*WHAT IS NEEDED*.
Retype every entry word for word.

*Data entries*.
▬▬▬▬▬▬

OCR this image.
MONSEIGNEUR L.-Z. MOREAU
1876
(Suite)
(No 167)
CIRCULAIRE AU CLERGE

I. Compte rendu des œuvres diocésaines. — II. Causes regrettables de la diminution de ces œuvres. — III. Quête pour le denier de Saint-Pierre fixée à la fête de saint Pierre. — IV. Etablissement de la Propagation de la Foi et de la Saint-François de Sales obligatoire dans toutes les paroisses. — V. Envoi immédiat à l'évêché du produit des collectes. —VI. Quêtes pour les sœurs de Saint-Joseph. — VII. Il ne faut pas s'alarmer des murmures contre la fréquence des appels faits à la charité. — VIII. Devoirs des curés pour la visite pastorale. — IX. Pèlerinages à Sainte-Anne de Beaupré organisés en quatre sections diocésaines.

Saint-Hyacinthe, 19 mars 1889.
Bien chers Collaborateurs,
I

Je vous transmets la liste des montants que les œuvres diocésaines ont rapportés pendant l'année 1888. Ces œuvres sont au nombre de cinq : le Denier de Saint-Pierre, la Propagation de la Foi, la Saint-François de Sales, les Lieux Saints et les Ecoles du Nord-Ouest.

▬▬▬▬▬▬

*COMPLETE OUTPUT*.
OCR this image.
MONSEIGNEUR L.-Z. MOREAU
1876
(Suite)
(No 167)
CIRCULAIRE AU CLERGE

I. Compte rendu des œuvres diocésaines. — II. Causes regrettables de la diminution de ces œuvres. — III. Quête pour le denier de Saint-Pierre fixée à la fête de saint Pierre. — IV. Etablissement de la Propagation de la Foi et de la Saint-François de Sales obligatoire dans toutes les paroisses. — V. Envoi immédiat à l'évêché du produit des collectes. —VI. Quêtes pour les sœurs de Saint-Joseph. — VII. Il ne faut pas s'alarmer des murmures contre la fréquence des appels faits à la charité. — VIII. Devoirs des curés pour la visite pastorale. — IX. Pèlerinages à Sainte-Anne de Beaupré organisés en quatre sections diocésaines.

Saint-Hyacinthe, 19 mars 1889.
Bien chers Collaborateurs,
I

Je vous transmets la liste des montants que les œuvres diocésaines ont rapportés pendant l'année 1888. Ces œuvres sont au nombre de cinq : le Denier de Saint-Pierre, la Propagation de la Foi, la Saint-François de Sales, les Lieux Saints et les Ecoles du Nord-Ouest.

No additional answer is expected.